**EXERCISE INSTRUCTIONS**.
How many lines of these entries hold the string "retweets"? Answer with the number alone.

**RECORD SET**.
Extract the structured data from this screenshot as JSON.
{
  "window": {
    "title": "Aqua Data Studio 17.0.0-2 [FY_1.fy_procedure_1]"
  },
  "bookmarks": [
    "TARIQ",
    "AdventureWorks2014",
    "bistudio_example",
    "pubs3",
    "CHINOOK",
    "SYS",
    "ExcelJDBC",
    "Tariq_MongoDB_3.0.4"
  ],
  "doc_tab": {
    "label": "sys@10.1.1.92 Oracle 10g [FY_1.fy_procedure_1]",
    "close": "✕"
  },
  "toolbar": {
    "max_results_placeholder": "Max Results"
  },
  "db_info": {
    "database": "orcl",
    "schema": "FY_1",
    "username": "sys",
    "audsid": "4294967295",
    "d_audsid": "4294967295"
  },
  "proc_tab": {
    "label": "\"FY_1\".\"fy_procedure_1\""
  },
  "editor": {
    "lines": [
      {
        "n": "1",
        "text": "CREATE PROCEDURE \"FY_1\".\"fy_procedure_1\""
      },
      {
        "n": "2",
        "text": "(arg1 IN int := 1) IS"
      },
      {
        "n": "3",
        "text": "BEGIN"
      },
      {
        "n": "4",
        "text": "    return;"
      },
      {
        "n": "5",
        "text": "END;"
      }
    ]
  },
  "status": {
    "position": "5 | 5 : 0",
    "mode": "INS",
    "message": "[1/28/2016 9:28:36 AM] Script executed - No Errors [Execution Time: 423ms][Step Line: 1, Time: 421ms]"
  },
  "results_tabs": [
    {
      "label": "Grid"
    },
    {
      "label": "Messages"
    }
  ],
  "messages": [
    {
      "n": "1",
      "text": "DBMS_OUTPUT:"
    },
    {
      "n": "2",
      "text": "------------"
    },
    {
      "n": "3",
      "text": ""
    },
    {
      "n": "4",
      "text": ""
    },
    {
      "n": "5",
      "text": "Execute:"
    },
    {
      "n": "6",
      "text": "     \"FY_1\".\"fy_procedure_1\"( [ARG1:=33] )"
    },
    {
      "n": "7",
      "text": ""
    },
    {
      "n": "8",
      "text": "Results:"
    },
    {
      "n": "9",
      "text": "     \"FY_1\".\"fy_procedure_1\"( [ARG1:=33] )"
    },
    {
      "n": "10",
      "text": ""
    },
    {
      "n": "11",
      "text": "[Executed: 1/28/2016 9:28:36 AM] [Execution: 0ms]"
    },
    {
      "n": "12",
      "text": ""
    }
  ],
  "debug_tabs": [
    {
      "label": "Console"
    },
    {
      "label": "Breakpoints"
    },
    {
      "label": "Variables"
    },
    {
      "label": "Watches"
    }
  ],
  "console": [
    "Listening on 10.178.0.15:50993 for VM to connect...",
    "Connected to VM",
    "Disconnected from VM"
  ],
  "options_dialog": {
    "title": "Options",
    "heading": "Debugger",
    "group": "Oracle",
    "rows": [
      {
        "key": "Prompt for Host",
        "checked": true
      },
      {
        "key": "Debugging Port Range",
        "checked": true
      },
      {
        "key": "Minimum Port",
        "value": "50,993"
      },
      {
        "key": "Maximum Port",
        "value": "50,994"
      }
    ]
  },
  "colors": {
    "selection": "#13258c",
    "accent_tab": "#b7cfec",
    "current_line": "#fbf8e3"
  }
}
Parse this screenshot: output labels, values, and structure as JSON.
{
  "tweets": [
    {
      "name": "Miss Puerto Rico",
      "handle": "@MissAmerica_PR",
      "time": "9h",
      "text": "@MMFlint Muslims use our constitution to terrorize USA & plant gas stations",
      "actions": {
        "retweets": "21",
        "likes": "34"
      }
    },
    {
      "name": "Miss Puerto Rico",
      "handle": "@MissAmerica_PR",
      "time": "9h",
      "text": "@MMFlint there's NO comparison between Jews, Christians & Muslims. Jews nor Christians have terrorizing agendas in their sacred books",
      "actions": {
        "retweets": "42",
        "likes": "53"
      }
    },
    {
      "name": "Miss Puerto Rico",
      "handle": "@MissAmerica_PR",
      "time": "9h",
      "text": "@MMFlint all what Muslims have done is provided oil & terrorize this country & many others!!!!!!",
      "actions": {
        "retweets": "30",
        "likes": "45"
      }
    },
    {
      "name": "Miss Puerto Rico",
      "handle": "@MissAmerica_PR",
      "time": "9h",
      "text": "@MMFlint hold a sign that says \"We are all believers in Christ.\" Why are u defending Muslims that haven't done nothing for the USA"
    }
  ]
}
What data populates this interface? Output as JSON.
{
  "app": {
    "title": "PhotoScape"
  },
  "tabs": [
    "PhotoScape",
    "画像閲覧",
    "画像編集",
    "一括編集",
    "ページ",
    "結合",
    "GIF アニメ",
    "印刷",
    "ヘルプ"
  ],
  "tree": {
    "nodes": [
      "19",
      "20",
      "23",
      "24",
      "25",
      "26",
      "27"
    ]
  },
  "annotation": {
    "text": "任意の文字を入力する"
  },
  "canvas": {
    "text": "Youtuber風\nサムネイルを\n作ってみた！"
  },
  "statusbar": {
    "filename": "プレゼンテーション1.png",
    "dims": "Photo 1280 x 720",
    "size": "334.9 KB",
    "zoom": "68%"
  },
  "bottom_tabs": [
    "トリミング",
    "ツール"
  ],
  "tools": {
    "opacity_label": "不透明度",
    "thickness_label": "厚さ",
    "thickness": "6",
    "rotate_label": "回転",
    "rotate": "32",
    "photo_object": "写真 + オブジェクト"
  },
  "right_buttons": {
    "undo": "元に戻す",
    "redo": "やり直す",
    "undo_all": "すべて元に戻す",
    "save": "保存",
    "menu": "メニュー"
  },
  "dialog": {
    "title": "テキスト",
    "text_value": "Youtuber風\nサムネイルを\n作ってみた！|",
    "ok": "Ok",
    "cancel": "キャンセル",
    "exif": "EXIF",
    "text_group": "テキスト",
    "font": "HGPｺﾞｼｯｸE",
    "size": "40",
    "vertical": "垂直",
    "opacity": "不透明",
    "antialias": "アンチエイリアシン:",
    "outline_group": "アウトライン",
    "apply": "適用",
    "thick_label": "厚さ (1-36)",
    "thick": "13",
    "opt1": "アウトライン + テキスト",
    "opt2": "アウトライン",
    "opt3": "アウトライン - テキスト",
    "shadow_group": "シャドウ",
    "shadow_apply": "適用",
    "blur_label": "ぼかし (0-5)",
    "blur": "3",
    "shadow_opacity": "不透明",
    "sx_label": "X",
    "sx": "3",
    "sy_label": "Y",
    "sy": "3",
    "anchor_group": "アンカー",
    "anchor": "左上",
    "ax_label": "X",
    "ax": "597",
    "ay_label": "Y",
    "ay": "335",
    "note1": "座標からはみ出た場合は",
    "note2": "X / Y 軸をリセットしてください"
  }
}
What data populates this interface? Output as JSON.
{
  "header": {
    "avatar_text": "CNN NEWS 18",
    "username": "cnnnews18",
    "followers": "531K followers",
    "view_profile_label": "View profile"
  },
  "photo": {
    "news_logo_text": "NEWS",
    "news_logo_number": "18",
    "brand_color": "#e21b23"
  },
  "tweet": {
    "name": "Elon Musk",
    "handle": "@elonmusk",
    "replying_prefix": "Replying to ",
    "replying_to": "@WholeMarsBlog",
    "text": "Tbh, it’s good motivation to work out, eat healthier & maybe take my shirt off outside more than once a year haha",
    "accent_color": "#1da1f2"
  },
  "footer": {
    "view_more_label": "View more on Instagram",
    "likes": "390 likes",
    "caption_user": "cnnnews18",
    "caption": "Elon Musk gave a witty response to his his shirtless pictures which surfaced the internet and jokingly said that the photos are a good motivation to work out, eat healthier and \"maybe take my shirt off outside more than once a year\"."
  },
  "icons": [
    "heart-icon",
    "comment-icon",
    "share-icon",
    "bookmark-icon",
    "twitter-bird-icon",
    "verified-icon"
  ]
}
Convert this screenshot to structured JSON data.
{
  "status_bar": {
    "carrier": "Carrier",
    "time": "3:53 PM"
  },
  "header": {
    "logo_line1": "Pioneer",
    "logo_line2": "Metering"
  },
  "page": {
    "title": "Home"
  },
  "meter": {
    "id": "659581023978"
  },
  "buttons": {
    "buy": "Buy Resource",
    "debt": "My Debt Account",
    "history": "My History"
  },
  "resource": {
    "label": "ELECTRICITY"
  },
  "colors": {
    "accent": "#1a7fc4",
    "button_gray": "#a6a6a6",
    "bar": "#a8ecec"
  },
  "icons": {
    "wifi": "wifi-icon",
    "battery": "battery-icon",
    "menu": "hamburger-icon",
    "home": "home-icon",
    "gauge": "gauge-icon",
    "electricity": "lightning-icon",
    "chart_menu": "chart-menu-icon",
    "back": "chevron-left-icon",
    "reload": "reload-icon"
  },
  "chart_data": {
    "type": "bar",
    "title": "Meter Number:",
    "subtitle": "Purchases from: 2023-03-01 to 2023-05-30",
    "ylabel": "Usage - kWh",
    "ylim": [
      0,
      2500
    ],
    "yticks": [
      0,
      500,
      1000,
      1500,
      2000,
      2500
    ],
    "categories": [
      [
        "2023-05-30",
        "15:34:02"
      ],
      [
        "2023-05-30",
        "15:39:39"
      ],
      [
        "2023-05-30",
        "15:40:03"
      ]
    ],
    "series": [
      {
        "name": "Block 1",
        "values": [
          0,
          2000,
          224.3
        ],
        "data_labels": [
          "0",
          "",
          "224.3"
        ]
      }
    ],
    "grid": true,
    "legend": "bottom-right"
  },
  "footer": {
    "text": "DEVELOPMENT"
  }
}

**ANSWER IN FULL**.
3